_Goal of the exercise:_
Once the pictures are set aside, transcribe the remaining data exactly.

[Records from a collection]
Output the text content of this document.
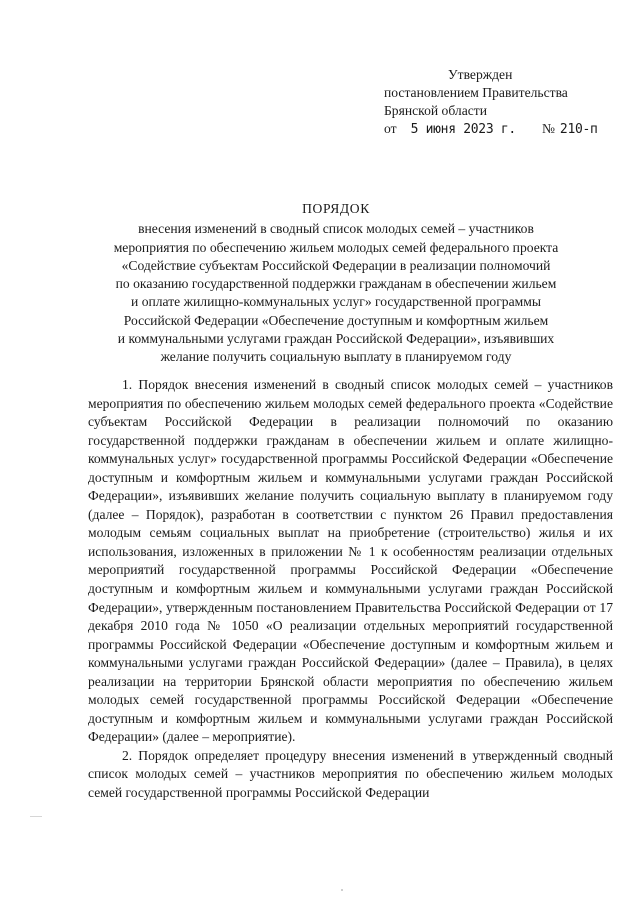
Утвержден
постановлением Правительства
Брянской области
от 5 июня 2023 г. № 210-п
ПОРЯДОК
внесения изменений в сводный список молодых семей – участников
мероприятия по обеспечению жильем молодых семей федерального проекта
«Содействие субъектам Российской Федерации в реализации полномочий
по оказанию государственной поддержки гражданам в обеспечении жильем
и оплате жилищно-коммунальных услуг» государственной программы
Российской Федерации «Обеспечение доступным и комфортным жильем
и коммунальными услугами граждан Российской Федерации», изъявивших
желание получить социальную выплату в планируемом году

1. Порядок внесения изменений в сводный список молодых семей – участников мероприятия по обеспечению жильем молодых семей федерального проекта «Содействие субъектам Российской Федерации в реализации полномочий по оказанию государственной поддержки гражданам в обеспечении жильем и оплате жилищно-коммунальных услуг» государственной программы Российской Федерации «Обеспечение доступным и комфортным жильем и коммунальными услугами граждан Российской Федерации», изъявивших желание получить социальную выплату в планируемом году (далее – Порядок), разработан в соответствии с пунктом 26 Правил предоставления молодым семьям социальных выплат на приобретение (строительство) жилья и их использования, изложенных в приложении № 1 к особенностям реализации отдельных мероприятий государственной программы Российской Федерации «Обеспечение доступным и комфортным жильем и коммунальными услугами граждан Российской Федерации», утвержденным постановлением Правительства Российской Федерации от 17 декабря 2010 года № 1050 «О реализации отдельных мероприятий государственной программы Российской Федерации «Обеспечение доступным и комфортным жильем и коммунальными услугами граждан Российской Федерации» (далее – Правила), в целях реализации на территории Брянской области мероприятия по обеспечению жильем молодых семей государственной программы Российской Федерации «Обеспечение доступным и комфортным жильем и коммунальными услугами граждан Российской Федерации» (далее – мероприятие).

2. Порядок определяет процедуру внесения изменений в утвержденный сводный список молодых семей – участников мероприятия по обеспечению жильем молодых семей государственной программы Российской Федерации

_Output for this task:_
Output the text content of this document.
Утвержден
постановлением Правительства
Брянской области
от 5 июня 2023 г. № 210-п
ПОРЯДОК
внесения изменений в сводный список молодых семей – участников
мероприятия по обеспечению жильем молодых семей федерального проекта
«Содействие субъектам Российской Федерации в реализации полномочий
по оказанию государственной поддержки гражданам в обеспечении жильем
и оплате жилищно-коммунальных услуг» государственной программы
Российской Федерации «Обеспечение доступным и комфортным жильем
и коммунальными услугами граждан Российской Федерации», изъявивших
желание получить социальную выплату в планируемом году

1. Порядок внесения изменений в сводный список молодых семей – участников мероприятия по обеспечению жильем молодых семей федерального проекта «Содействие субъектам Российской Федерации в реализации полномочий по оказанию государственной поддержки гражданам в обеспечении жильем и оплате жилищно-коммунальных услуг» государственной программы Российской Федерации «Обеспечение доступным и комфортным жильем и коммунальными услугами граждан Российской Федерации», изъявивших желание получить социальную выплату в планируемом году (далее – Порядок), разработан в соответствии с пунктом 26 Правил предоставления молодым семьям социальных выплат на приобретение (строительство) жилья и их использования, изложенных в приложении № 1 к особенностям реализации отдельных мероприятий государственной программы Российской Федерации «Обеспечение доступным и комфортным жильем и коммунальными услугами граждан Российской Федерации», утвержденным постановлением Правительства Российской Федерации от 17 декабря 2010 года № 1050 «О реализации отдельных мероприятий государственной программы Российской Федерации «Обеспечение доступным и комфортным жильем и коммунальными услугами граждан Российской Федерации» (далее – Правила), в целях реализации на территории Брянской области мероприятия по обеспечению жильем молодых семей государственной программы Российской Федерации «Обеспечение доступным и комфортным жильем и коммунальными услугами граждан Российской Федерации» (далее – мероприятие).

2. Порядок определяет процедуру внесения изменений в утвержденный сводный список молодых семей – участников мероприятия по обеспечению жильем молодых семей государственной программы Российской Федерации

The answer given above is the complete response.